Dataset entries
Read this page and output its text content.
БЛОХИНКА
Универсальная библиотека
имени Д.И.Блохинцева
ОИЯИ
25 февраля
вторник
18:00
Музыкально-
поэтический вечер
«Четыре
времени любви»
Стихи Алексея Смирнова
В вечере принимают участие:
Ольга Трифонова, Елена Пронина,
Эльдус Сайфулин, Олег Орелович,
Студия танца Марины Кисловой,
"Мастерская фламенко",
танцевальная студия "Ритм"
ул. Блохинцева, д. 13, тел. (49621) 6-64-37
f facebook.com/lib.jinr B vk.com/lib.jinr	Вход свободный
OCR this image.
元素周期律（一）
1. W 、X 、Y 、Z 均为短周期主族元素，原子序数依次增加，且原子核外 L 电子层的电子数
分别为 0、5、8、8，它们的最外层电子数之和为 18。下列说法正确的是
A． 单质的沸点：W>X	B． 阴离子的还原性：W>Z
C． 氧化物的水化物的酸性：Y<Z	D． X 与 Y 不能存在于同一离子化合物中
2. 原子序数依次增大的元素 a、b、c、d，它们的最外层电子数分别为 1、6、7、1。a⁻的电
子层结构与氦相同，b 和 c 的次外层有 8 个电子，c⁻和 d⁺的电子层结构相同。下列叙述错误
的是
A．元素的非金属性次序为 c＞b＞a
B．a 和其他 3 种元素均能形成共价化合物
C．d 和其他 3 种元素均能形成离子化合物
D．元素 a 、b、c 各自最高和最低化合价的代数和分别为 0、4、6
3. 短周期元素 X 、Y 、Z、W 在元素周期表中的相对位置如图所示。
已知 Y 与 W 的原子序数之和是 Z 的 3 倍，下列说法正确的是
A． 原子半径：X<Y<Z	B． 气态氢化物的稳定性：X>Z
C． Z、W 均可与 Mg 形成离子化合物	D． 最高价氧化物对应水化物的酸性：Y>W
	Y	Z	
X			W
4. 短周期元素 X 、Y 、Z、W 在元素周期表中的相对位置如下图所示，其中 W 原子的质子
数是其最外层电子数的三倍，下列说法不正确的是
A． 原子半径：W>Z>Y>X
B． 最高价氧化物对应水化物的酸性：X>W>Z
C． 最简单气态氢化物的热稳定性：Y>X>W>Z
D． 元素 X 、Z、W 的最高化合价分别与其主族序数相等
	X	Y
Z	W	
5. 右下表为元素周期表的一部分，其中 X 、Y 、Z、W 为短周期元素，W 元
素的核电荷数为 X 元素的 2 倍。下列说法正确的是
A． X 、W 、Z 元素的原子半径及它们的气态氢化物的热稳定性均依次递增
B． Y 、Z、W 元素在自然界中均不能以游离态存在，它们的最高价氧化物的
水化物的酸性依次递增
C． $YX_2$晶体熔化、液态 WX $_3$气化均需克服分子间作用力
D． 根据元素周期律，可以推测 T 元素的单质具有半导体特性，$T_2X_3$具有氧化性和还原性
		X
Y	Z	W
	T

→ **Set exercise**:
Each line of the listing above should be output exactly.

→ **Output**:
Read this page and output its text content.
БЛОХИНКА
Универсальная библиотека
имени Д.И.Блохинцева
ОИЯИ
25 февраля
вторник
18:00
Музыкально-
поэтический вечер
«Четыре
времени любви»
Стихи Алексея Смирнова
В вечере принимают участие:
Ольга Трифонова, Елена Пронина,
Эльдус Сайфулин, Олег Орелович,
Студия танца Марины Кисловой,
"Мастерская фламенко",
танцевальная студия "Ритм"
ул. Блохинцева, д. 13, тел. (49621) 6-64-37
f facebook.com/lib.jinr B vk.com/lib.jinr	Вход свободный
OCR this image.
元素周期律（一）
1. W 、X 、Y 、Z 均为短周期主族元素，原子序数依次增加，且原子核外 L 电子层的电子数
分别为 0、5、8、8，它们的最外层电子数之和为 18。下列说法正确的是
A． 单质的沸点：W>X	B． 阴离子的还原性：W>Z
C． 氧化物的水化物的酸性：Y<Z	D． X 与 Y 不能存在于同一离子化合物中
2. 原子序数依次增大的元素 a、b、c、d，它们的最外层电子数分别为 1、6、7、1。a⁻的电
子层结构与氦相同，b 和 c 的次外层有 8 个电子，c⁻和 d⁺的电子层结构相同。下列叙述错误
的是
A．元素的非金属性次序为 c＞b＞a
B．a 和其他 3 种元素均能形成共价化合物
C．d 和其他 3 种元素均能形成离子化合物
D．元素 a 、b、c 各自最高和最低化合价的代数和分别为 0、4、6
3. 短周期元素 X 、Y 、Z、W 在元素周期表中的相对位置如图所示。
已知 Y 与 W 的原子序数之和是 Z 的 3 倍，下列说法正确的是
A． 原子半径：X<Y<Z	B． 气态氢化物的稳定性：X>Z
C． Z、W 均可与 Mg 形成离子化合物	D． 最高价氧化物对应水化物的酸性：Y>W
	Y	Z	
X			W
4. 短周期元素 X 、Y 、Z、W 在元素周期表中的相对位置如下图所示，其中 W 原子的质子
数是其最外层电子数的三倍，下列说法不正确的是
A． 原子半径：W>Z>Y>X
B． 最高价氧化物对应水化物的酸性：X>W>Z
C． 最简单气态氢化物的热稳定性：Y>X>W>Z
D． 元素 X 、Z、W 的最高化合价分别与其主族序数相等
	X	Y
Z	W	
5. 右下表为元素周期表的一部分，其中 X 、Y 、Z、W 为短周期元素，W 元
素的核电荷数为 X 元素的 2 倍。下列说法正确的是
A． X 、W 、Z 元素的原子半径及它们的气态氢化物的热稳定性均依次递增
B． Y 、Z、W 元素在自然界中均不能以游离态存在，它们的最高价氧化物的
水化物的酸性依次递增
C． $YX_2$晶体熔化、液态 WX $_3$气化均需克服分子间作用力
D． 根据元素周期律，可以推测 T 元素的单质具有半导体特性，$T_2X_3$具有氧化性和还原性
		X
Y	Z	W
	T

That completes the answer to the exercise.